#### [Do this]
Present the following entries again, word for word and in full.

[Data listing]
↓
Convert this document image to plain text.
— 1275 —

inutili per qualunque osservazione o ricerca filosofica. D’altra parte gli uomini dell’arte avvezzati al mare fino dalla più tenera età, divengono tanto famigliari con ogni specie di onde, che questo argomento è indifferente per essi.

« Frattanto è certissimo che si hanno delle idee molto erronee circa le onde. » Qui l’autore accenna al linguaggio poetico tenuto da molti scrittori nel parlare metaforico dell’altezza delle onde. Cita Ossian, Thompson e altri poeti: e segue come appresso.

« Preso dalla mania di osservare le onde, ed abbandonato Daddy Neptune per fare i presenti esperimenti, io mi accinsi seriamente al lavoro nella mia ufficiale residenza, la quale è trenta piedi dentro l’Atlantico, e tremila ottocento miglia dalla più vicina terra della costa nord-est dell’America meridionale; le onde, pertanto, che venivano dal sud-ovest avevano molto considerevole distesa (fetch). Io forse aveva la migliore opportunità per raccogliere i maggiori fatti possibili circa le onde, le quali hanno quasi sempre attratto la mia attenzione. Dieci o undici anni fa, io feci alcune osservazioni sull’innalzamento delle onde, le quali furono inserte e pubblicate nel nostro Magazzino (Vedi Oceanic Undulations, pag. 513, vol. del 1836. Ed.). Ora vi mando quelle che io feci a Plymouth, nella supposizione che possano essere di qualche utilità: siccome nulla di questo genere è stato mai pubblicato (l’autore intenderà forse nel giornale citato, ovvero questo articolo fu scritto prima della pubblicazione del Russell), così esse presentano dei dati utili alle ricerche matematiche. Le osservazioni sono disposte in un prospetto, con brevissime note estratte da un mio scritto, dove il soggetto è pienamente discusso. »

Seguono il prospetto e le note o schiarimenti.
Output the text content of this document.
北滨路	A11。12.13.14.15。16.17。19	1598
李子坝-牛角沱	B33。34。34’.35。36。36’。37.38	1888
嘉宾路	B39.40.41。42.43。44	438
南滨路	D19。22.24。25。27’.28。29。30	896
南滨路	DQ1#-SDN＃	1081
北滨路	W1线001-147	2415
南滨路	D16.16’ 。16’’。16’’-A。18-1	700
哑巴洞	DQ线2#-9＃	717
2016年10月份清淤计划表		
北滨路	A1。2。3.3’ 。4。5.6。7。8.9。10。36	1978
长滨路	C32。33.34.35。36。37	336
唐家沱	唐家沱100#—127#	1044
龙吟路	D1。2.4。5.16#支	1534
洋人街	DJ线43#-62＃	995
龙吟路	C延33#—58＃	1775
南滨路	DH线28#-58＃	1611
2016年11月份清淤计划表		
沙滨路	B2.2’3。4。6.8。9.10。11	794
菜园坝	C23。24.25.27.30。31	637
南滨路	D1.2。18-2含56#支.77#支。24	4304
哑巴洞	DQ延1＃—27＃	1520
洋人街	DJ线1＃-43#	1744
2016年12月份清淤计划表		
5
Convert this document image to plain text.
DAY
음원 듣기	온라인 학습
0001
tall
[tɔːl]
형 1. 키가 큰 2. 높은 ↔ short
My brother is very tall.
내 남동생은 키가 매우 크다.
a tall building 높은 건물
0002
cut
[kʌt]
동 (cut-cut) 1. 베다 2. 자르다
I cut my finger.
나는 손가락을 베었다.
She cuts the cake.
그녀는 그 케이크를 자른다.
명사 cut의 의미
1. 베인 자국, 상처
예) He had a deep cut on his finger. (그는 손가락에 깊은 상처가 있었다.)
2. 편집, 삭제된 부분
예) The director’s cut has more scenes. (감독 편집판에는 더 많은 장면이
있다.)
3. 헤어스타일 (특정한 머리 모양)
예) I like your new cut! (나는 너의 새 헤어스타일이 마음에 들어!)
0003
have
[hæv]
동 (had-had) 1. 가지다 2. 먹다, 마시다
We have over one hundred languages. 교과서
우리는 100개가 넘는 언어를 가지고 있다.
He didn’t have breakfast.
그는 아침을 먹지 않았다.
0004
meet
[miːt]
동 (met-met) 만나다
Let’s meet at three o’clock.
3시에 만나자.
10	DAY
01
↑
#### [Worked solution]
Convert this document image to plain text.
— 1275 —

inutili per qualunque osservazione o ricerca filosofica. D’altra parte gli uomini dell’arte avvezzati al mare fino dalla più tenera età, divengono tanto famigliari con ogni specie di onde, che questo argomento è indifferente per essi.

« Frattanto è certissimo che si hanno delle idee molto erronee circa le onde. » Qui l’autore accenna al linguaggio poetico tenuto da molti scrittori nel parlare metaforico dell’altezza delle onde. Cita Ossian, Thompson e altri poeti: e segue come appresso.

« Preso dalla mania di osservare le onde, ed abbandonato Daddy Neptune per fare i presenti esperimenti, io mi accinsi seriamente al lavoro nella mia ufficiale residenza, la quale è trenta piedi dentro l’Atlantico, e tremila ottocento miglia dalla più vicina terra della costa nord-est dell’America meridionale; le onde, pertanto, che venivano dal sud-ovest avevano molto considerevole distesa (fetch). Io forse aveva la migliore opportunità per raccogliere i maggiori fatti possibili circa le onde, le quali hanno quasi sempre attratto la mia attenzione. Dieci o undici anni fa, io feci alcune osservazioni sull’innalzamento delle onde, le quali furono inserte e pubblicate nel nostro Magazzino (Vedi Oceanic Undulations, pag. 513, vol. del 1836. Ed.). Ora vi mando quelle che io feci a Plymouth, nella supposizione che possano essere di qualche utilità: siccome nulla di questo genere è stato mai pubblicato (l’autore intenderà forse nel giornale citato, ovvero questo articolo fu scritto prima della pubblicazione del Russell), così esse presentano dei dati utili alle ricerche matematiche. Le osservazioni sono disposte in un prospetto, con brevissime note estratte da un mio scritto, dove il soggetto è pienamente discusso. »

Seguono il prospetto e le note o schiarimenti.
Output the text content of this document.
北滨路	A11。12.13.14.15。16.17。19	1598
李子坝-牛角沱	B33。34。34’.35。36。36’。37.38	1888
嘉宾路	B39.40.41。42.43。44	438
南滨路	D19。22.24。25。27’.28。29。30	896
南滨路	DQ1#-SDN＃	1081
北滨路	W1线001-147	2415
南滨路	D16.16’ 。16’’。16’’-A。18-1	700
哑巴洞	DQ线2#-9＃	717
2016年10月份清淤计划表		
北滨路	A1。2。3.3’ 。4。5.6。7。8.9。10。36	1978
长滨路	C32。33.34.35。36。37	336
唐家沱	唐家沱100#—127#	1044
龙吟路	D1。2.4。5.16#支	1534
洋人街	DJ线43#-62＃	995
龙吟路	C延33#—58＃	1775
南滨路	DH线28#-58＃	1611
2016年11月份清淤计划表		
沙滨路	B2.2’3。4。6.8。9.10。11	794
菜园坝	C23。24.25.27.30。31	637
南滨路	D1.2。18-2含56#支.77#支。24	4304
哑巴洞	DQ延1＃—27＃	1520
洋人街	DJ线1＃-43#	1744
2016年12月份清淤计划表		
5
Convert this document image to plain text.
DAY
음원 듣기	온라인 학습
0001
tall
[tɔːl]
형 1. 키가 큰 2. 높은 ↔ short
My brother is very tall.
내 남동생은 키가 매우 크다.
a tall building 높은 건물
0002
cut
[kʌt]
동 (cut-cut) 1. 베다 2. 자르다
I cut my finger.
나는 손가락을 베었다.
She cuts the cake.
그녀는 그 케이크를 자른다.
명사 cut의 의미
1. 베인 자국, 상처
예) He had a deep cut on his finger. (그는 손가락에 깊은 상처가 있었다.)
2. 편집, 삭제된 부분
예) The director’s cut has more scenes. (감독 편집판에는 더 많은 장면이
있다.)
3. 헤어스타일 (특정한 머리 모양)
예) I like your new cut! (나는 너의 새 헤어스타일이 마음에 들어!)
0003
have
[hæv]
동 (had-had) 1. 가지다 2. 먹다, 마시다
We have over one hundred languages. 교과서
우리는 100개가 넘는 언어를 가지고 있다.
He didn’t have breakfast.
그는 아침을 먹지 않았다.
0004
meet
[miːt]
동 (met-met) 만나다
Let’s meet at three o’clock.
3시에 만나자.
10	DAY
01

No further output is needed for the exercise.